— Start of Provided records —
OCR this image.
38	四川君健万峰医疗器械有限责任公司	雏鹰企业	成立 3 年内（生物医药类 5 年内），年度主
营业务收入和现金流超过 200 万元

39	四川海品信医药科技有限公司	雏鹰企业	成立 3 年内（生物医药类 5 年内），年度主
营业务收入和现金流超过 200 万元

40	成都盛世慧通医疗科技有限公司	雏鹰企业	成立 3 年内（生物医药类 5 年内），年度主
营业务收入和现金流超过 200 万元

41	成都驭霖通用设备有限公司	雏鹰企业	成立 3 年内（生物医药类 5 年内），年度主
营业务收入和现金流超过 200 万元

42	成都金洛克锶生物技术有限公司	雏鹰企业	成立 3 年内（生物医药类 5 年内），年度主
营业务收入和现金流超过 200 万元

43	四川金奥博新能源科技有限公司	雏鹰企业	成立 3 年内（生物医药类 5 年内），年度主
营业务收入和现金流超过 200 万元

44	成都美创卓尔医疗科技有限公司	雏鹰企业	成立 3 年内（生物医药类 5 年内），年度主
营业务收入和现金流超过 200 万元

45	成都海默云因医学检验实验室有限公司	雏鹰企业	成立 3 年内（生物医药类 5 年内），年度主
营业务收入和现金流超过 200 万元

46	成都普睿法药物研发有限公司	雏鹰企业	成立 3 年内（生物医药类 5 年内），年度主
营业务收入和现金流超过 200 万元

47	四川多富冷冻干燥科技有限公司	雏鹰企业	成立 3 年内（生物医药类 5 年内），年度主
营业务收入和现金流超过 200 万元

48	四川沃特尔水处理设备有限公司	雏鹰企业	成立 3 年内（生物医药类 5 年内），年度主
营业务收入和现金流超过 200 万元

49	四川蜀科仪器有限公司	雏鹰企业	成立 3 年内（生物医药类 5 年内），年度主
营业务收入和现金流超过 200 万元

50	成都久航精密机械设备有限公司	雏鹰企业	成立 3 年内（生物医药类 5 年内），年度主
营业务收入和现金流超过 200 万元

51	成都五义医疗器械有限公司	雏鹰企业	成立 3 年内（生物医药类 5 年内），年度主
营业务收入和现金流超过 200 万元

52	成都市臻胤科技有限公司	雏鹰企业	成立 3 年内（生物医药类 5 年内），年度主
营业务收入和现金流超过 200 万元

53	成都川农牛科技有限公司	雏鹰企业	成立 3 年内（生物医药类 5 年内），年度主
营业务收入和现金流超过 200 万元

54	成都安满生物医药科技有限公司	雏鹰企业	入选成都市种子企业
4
— End of Provided records —
_Exercise description_
Each record must be returned exactly as it is written.

_Task solution_
OCR this image.
38	四川君健万峰医疗器械有限责任公司	雏鹰企业	成立 3 年内（生物医药类 5 年内），年度主
营业务收入和现金流超过 200 万元

39	四川海品信医药科技有限公司	雏鹰企业	成立 3 年内（生物医药类 5 年内），年度主
营业务收入和现金流超过 200 万元

40	成都盛世慧通医疗科技有限公司	雏鹰企业	成立 3 年内（生物医药类 5 年内），年度主
营业务收入和现金流超过 200 万元

41	成都驭霖通用设备有限公司	雏鹰企业	成立 3 年内（生物医药类 5 年内），年度主
营业务收入和现金流超过 200 万元

42	成都金洛克锶生物技术有限公司	雏鹰企业	成立 3 年内（生物医药类 5 年内），年度主
营业务收入和现金流超过 200 万元

43	四川金奥博新能源科技有限公司	雏鹰企业	成立 3 年内（生物医药类 5 年内），年度主
营业务收入和现金流超过 200 万元

44	成都美创卓尔医疗科技有限公司	雏鹰企业	成立 3 年内（生物医药类 5 年内），年度主
营业务收入和现金流超过 200 万元

45	成都海默云因医学检验实验室有限公司	雏鹰企业	成立 3 年内（生物医药类 5 年内），年度主
营业务收入和现金流超过 200 万元

46	成都普睿法药物研发有限公司	雏鹰企业	成立 3 年内（生物医药类 5 年内），年度主
营业务收入和现金流超过 200 万元

47	四川多富冷冻干燥科技有限公司	雏鹰企业	成立 3 年内（生物医药类 5 年内），年度主
营业务收入和现金流超过 200 万元

48	四川沃特尔水处理设备有限公司	雏鹰企业	成立 3 年内（生物医药类 5 年内），年度主
营业务收入和现金流超过 200 万元

49	四川蜀科仪器有限公司	雏鹰企业	成立 3 年内（生物医药类 5 年内），年度主
营业务收入和现金流超过 200 万元

50	成都久航精密机械设备有限公司	雏鹰企业	成立 3 年内（生物医药类 5 年内），年度主
营业务收入和现金流超过 200 万元

51	成都五义医疗器械有限公司	雏鹰企业	成立 3 年内（生物医药类 5 年内），年度主
营业务收入和现金流超过 200 万元

52	成都市臻胤科技有限公司	雏鹰企业	成立 3 年内（生物医药类 5 年内），年度主
营业务收入和现金流超过 200 万元

53	成都川农牛科技有限公司	雏鹰企业	成立 3 年内（生物医药类 5 年内），年度主
营业务收入和现金流超过 200 万元

54	成都安满生物医药科技有限公司	雏鹰企业	入选成都市种子企业
4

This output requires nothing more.